Entries from a dataset

[BEGIN]

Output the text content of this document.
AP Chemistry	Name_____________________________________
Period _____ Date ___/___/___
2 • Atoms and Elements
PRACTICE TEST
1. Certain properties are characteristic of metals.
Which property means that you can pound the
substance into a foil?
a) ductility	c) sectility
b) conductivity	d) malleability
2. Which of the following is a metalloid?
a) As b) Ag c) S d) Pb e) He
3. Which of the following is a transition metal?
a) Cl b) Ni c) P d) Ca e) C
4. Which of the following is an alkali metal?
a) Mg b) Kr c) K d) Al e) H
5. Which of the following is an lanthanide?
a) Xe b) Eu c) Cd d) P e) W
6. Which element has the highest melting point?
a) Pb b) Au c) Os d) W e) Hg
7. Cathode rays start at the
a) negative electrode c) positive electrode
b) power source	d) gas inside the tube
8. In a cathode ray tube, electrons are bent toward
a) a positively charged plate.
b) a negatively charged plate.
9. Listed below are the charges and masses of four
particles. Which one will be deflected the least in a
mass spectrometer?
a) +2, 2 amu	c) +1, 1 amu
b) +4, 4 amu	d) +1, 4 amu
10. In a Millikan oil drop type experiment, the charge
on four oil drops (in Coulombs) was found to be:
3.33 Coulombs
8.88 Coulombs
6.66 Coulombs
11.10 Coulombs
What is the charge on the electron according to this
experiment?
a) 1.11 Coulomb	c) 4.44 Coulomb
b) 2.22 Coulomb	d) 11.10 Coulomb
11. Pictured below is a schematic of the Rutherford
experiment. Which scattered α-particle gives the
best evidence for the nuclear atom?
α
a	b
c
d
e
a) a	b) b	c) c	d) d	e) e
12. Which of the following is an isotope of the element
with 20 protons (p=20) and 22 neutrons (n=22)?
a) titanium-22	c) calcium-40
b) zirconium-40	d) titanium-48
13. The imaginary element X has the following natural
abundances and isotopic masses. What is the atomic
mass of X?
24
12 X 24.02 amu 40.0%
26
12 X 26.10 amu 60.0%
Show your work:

[END]

■ TO BE DONE
Reproduce the whole listing word for word.

■ EXPECTED ANSWER
Output the text content of this document.
AP Chemistry	Name_____________________________________
Period _____ Date ___/___/___
2 • Atoms and Elements
PRACTICE TEST
1. Certain properties are characteristic of metals.
Which property means that you can pound the
substance into a foil?
a) ductility	c) sectility
b) conductivity	d) malleability
2. Which of the following is a metalloid?
a) As b) Ag c) S d) Pb e) He
3. Which of the following is a transition metal?
a) Cl b) Ni c) P d) Ca e) C
4. Which of the following is an alkali metal?
a) Mg b) Kr c) K d) Al e) H
5. Which of the following is an lanthanide?
a) Xe b) Eu c) Cd d) P e) W
6. Which element has the highest melting point?
a) Pb b) Au c) Os d) W e) Hg
7. Cathode rays start at the
a) negative electrode c) positive electrode
b) power source	d) gas inside the tube
8. In a cathode ray tube, electrons are bent toward
a) a positively charged plate.
b) a negatively charged plate.
9. Listed below are the charges and masses of four
particles. Which one will be deflected the least in a
mass spectrometer?
a) +2, 2 amu	c) +1, 1 amu
b) +4, 4 amu	d) +1, 4 amu
10. In a Millikan oil drop type experiment, the charge
on four oil drops (in Coulombs) was found to be:
3.33 Coulombs
8.88 Coulombs
6.66 Coulombs
11.10 Coulombs
What is the charge on the electron according to this
experiment?
a) 1.11 Coulomb	c) 4.44 Coulomb
b) 2.22 Coulomb	d) 11.10 Coulomb
11. Pictured below is a schematic of the Rutherford
experiment. Which scattered α-particle gives the
best evidence for the nuclear atom?
α
a	b
c
d
e
a) a	b) b	c) c	d) d	e) e
12. Which of the following is an isotope of the element
with 20 protons (p=20) and 22 neutrons (n=22)?
a) titanium-22	c) calcium-40
b) zirconium-40	d) titanium-48
13. The imaginary element X has the following natural
abundances and isotopic masses. What is the atomic
mass of X?
24
12 X 24.02 amu 40.0%
26
12 X 26.10 amu 60.0%
Show your work:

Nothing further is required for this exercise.